Below is a block of records; reproduce all of them exactly and leave out any pictures.

### Given data
----------

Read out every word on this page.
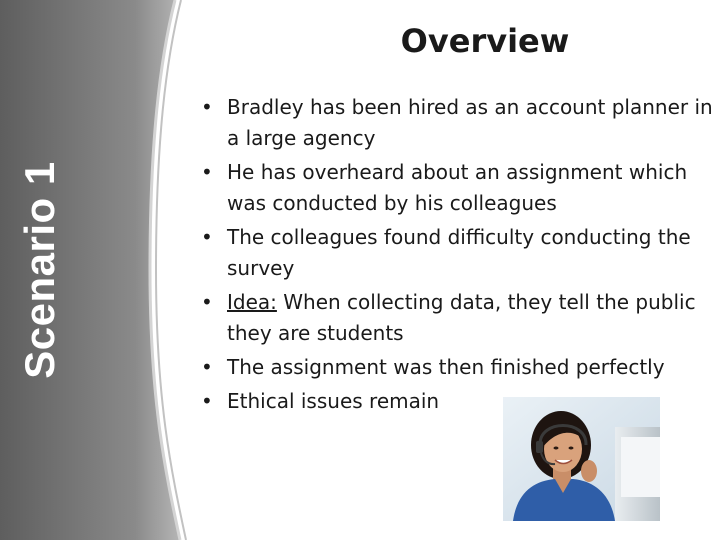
Scenario 1
Overview
• Bradley has been hired as an account planner in a large agency
• He has overheard about an assignment which was conducted by his colleagues
• The colleagues found difficulty conducting the survey
• Idea: When collecting data, they tell the public they are students
• The assignment was then finished perfectly
• Ethical issues remain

----------

### Exercise result
Read out every word on this page.
Scenario 1
Overview
• Bradley has been hired as an account planner in a large agency
• He has overheard about an assignment which was conducted by his colleagues
• The colleagues found difficulty conducting the survey
• Idea: When collecting data, they tell the public they are students
• The assignment was then finished perfectly
• Ethical issues remain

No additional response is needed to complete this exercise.